_Data supplied:_
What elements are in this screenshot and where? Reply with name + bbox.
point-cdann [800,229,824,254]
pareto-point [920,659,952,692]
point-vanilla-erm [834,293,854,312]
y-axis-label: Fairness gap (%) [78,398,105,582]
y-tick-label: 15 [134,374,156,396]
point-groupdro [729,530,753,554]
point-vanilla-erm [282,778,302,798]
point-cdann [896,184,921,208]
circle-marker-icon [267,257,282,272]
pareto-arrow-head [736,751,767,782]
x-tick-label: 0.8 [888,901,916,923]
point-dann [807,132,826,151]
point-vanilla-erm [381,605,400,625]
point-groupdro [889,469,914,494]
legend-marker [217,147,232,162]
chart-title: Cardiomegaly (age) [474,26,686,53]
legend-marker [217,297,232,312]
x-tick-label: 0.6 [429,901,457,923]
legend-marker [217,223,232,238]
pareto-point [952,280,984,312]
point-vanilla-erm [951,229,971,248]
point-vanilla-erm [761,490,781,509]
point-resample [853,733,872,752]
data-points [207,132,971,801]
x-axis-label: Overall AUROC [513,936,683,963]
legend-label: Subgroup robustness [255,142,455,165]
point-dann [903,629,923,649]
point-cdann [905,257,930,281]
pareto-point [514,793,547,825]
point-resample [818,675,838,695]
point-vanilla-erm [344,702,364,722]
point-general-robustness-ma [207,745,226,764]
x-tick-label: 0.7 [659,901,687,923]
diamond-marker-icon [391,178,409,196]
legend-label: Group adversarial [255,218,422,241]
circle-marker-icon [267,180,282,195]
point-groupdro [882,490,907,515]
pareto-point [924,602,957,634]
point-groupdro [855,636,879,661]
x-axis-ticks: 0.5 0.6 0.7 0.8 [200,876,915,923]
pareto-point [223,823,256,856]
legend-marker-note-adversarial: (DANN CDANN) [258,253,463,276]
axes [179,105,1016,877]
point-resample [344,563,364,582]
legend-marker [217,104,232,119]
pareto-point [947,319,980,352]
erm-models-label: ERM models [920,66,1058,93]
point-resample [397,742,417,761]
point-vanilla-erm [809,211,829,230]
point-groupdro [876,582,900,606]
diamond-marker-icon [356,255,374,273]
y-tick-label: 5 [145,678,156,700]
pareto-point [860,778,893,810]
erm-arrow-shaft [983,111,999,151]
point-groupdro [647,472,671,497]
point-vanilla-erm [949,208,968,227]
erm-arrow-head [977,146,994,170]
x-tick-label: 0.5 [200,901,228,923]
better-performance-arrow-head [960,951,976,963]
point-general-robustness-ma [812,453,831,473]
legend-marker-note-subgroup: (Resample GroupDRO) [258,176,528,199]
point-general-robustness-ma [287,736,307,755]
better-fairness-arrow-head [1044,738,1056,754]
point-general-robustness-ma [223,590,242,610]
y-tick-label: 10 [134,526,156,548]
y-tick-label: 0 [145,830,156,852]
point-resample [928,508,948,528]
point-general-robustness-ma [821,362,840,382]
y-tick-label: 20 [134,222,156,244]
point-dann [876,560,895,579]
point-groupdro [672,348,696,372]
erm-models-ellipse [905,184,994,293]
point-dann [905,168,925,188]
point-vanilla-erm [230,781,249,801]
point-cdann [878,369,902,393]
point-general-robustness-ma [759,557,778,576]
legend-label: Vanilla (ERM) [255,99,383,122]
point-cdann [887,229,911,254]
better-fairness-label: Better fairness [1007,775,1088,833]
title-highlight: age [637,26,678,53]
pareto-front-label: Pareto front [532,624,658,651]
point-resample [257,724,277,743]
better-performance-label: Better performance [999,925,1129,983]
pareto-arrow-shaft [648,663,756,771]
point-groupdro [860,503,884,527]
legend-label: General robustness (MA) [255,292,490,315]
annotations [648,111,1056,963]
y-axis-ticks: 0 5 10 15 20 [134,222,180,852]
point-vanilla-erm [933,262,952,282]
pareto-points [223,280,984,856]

_What is being asked:_ Rewrite the material from its first line through the line containing "point-dann [807,132,826,151]", swapping "point-vanilla-erm" for "point-erm" and keeping everything else unchanged. Return only those lines.

_Reply:_
What elements are in this screenshot and where? Reply with name + bbox.
point-cdann [800,229,824,254]
pareto-point [920,659,952,692]
point-erm [834,293,854,312]
y-axis-label: Fairness gap (%) [78,398,105,582]
y-tick-label: 15 [134,374,156,396]
point-groupdro [729,530,753,554]
point-erm [282,778,302,798]
point-cdann [896,184,921,208]
circle-marker-icon [267,257,282,272]
pareto-arrow-head [736,751,767,782]
x-tick-label: 0.8 [888,901,916,923]
point-dann [807,132,826,151]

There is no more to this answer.